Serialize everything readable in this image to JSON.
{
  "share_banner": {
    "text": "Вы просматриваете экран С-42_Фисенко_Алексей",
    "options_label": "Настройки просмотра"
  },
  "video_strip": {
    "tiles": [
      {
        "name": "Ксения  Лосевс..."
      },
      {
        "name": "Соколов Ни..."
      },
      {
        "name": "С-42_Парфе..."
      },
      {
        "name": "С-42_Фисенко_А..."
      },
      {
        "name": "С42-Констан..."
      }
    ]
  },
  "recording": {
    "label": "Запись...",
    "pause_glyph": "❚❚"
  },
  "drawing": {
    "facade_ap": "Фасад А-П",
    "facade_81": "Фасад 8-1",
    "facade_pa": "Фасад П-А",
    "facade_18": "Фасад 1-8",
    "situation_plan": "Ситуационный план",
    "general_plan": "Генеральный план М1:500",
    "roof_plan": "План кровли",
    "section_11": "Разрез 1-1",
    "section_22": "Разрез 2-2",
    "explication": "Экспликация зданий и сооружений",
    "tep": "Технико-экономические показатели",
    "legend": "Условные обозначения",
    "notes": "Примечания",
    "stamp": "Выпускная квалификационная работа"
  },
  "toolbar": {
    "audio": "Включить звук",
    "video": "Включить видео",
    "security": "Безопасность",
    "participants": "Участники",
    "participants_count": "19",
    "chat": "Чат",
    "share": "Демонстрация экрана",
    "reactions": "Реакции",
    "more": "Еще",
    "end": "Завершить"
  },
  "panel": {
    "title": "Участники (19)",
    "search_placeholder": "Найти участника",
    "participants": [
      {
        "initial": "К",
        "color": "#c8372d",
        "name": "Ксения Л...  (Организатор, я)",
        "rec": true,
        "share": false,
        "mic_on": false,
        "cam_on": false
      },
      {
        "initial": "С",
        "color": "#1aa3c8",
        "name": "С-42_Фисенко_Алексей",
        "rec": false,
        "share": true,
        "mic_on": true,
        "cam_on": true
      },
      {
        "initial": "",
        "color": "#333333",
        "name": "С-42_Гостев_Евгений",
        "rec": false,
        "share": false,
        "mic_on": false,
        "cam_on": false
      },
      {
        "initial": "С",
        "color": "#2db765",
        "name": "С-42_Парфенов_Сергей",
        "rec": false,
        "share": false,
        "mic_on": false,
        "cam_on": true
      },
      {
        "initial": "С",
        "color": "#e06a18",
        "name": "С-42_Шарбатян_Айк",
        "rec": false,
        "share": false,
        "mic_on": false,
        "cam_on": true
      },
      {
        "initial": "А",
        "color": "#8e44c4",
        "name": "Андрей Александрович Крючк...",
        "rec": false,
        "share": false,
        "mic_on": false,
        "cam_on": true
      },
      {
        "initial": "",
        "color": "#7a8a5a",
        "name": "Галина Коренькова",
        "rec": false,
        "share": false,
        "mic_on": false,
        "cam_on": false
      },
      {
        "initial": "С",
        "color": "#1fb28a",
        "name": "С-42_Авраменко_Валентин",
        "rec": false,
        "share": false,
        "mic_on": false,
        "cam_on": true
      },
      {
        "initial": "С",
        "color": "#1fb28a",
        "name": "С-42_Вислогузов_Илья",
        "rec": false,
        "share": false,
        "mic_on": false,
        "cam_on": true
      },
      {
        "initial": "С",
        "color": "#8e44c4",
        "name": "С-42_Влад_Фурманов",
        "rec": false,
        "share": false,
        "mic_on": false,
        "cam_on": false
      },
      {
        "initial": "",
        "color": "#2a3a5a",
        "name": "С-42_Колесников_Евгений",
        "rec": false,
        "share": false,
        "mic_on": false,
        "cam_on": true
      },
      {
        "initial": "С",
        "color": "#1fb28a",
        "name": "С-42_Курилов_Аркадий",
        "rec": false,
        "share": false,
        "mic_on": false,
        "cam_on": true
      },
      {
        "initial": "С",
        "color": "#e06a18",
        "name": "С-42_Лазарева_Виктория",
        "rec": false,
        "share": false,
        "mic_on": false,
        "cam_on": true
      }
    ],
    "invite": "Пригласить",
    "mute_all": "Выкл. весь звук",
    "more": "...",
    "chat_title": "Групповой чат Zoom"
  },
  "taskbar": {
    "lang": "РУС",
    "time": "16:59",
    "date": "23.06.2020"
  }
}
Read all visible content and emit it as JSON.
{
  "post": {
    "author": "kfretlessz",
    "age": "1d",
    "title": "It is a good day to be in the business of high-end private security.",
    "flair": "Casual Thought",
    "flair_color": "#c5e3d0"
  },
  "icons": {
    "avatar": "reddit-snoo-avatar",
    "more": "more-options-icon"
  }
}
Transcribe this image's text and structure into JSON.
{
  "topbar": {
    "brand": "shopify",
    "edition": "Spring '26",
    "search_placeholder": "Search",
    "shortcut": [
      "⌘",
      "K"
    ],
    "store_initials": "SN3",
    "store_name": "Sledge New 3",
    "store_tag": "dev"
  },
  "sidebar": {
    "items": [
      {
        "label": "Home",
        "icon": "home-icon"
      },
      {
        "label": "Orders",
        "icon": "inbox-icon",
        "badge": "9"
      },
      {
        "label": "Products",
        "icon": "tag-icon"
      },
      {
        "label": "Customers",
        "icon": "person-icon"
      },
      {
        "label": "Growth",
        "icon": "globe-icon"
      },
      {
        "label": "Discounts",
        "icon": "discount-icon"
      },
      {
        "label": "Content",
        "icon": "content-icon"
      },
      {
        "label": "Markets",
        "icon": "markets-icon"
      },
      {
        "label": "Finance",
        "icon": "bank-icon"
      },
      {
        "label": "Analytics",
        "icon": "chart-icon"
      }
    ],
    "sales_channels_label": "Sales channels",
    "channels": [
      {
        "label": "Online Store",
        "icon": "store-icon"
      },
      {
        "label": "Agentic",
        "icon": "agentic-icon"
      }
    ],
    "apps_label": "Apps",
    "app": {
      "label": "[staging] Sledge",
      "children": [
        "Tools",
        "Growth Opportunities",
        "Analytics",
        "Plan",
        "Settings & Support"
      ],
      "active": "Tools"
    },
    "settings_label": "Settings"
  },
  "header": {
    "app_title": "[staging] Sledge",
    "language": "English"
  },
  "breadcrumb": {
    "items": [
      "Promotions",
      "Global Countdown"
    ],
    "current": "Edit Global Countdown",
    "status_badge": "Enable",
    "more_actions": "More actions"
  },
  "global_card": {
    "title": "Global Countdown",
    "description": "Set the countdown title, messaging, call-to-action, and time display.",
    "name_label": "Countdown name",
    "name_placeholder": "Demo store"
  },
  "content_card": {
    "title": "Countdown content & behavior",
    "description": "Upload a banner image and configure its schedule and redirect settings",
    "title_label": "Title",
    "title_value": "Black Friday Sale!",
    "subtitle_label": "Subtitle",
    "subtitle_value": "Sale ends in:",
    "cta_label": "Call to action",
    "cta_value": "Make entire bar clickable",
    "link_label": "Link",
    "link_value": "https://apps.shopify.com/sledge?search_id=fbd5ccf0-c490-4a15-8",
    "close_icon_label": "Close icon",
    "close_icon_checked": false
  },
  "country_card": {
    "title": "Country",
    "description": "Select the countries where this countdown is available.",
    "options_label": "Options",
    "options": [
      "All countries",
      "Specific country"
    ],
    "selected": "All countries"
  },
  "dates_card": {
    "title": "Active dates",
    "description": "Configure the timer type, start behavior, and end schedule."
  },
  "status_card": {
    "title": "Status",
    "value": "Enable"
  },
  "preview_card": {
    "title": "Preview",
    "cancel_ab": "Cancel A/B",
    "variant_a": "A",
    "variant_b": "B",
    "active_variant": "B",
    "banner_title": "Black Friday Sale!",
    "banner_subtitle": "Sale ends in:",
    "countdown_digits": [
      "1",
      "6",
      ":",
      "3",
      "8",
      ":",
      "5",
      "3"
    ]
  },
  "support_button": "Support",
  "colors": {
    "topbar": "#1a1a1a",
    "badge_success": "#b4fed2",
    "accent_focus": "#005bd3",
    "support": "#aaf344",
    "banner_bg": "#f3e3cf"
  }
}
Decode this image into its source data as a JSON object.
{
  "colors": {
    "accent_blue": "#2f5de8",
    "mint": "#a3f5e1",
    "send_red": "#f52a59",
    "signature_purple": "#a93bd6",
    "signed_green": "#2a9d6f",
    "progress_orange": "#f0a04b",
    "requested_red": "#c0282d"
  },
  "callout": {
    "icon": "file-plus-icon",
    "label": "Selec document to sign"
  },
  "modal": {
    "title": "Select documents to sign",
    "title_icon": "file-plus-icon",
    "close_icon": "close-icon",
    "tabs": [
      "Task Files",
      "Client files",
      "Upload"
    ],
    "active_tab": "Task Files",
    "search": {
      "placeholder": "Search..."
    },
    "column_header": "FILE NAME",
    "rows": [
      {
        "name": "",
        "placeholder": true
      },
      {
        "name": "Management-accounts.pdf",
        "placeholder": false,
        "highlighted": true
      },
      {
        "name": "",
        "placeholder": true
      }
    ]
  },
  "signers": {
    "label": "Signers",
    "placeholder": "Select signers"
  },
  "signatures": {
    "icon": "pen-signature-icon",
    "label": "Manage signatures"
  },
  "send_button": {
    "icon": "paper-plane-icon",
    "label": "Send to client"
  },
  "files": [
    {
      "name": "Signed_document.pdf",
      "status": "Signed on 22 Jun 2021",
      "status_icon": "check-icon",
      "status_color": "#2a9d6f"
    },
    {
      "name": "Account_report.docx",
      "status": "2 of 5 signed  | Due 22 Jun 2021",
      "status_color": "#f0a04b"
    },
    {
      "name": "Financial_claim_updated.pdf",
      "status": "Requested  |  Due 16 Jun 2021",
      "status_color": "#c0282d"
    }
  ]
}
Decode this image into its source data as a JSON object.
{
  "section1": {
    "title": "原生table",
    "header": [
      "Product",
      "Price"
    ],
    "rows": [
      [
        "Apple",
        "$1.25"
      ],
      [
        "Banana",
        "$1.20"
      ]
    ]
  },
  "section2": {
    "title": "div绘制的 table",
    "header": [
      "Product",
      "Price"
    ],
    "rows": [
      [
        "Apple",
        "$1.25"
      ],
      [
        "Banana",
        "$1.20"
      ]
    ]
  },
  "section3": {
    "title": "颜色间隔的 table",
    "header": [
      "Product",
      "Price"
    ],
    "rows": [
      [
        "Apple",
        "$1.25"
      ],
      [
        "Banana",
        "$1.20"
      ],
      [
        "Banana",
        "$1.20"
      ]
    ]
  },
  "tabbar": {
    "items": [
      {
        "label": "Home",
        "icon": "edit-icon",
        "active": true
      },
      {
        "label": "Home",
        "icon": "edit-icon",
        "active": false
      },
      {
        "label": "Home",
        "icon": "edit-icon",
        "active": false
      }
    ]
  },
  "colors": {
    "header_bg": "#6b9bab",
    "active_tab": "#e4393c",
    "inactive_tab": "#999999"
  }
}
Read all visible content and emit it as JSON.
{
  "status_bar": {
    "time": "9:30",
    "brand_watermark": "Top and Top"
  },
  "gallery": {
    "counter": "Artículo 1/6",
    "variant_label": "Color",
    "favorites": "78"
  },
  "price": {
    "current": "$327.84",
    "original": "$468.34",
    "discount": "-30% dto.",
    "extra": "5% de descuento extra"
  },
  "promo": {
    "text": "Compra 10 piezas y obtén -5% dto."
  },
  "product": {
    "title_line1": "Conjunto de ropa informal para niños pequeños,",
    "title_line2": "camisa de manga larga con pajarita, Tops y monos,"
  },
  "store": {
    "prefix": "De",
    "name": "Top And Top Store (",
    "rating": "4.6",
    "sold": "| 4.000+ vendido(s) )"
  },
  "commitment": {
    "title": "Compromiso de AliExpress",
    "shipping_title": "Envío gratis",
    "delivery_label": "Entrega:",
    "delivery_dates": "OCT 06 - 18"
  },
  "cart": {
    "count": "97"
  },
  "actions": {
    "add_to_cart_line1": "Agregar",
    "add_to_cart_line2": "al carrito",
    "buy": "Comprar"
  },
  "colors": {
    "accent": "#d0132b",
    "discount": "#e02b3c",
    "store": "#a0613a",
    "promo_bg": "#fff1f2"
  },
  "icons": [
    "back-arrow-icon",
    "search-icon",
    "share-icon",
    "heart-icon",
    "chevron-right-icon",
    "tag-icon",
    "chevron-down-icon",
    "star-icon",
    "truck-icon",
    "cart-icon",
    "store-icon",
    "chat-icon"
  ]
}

*Short exercise*: All lines above with "Upload" in them should be returned.

*Answer to the exercise*:
    "description": "Upload a banner image and configure its schedule and redirect settings",
      "Upload"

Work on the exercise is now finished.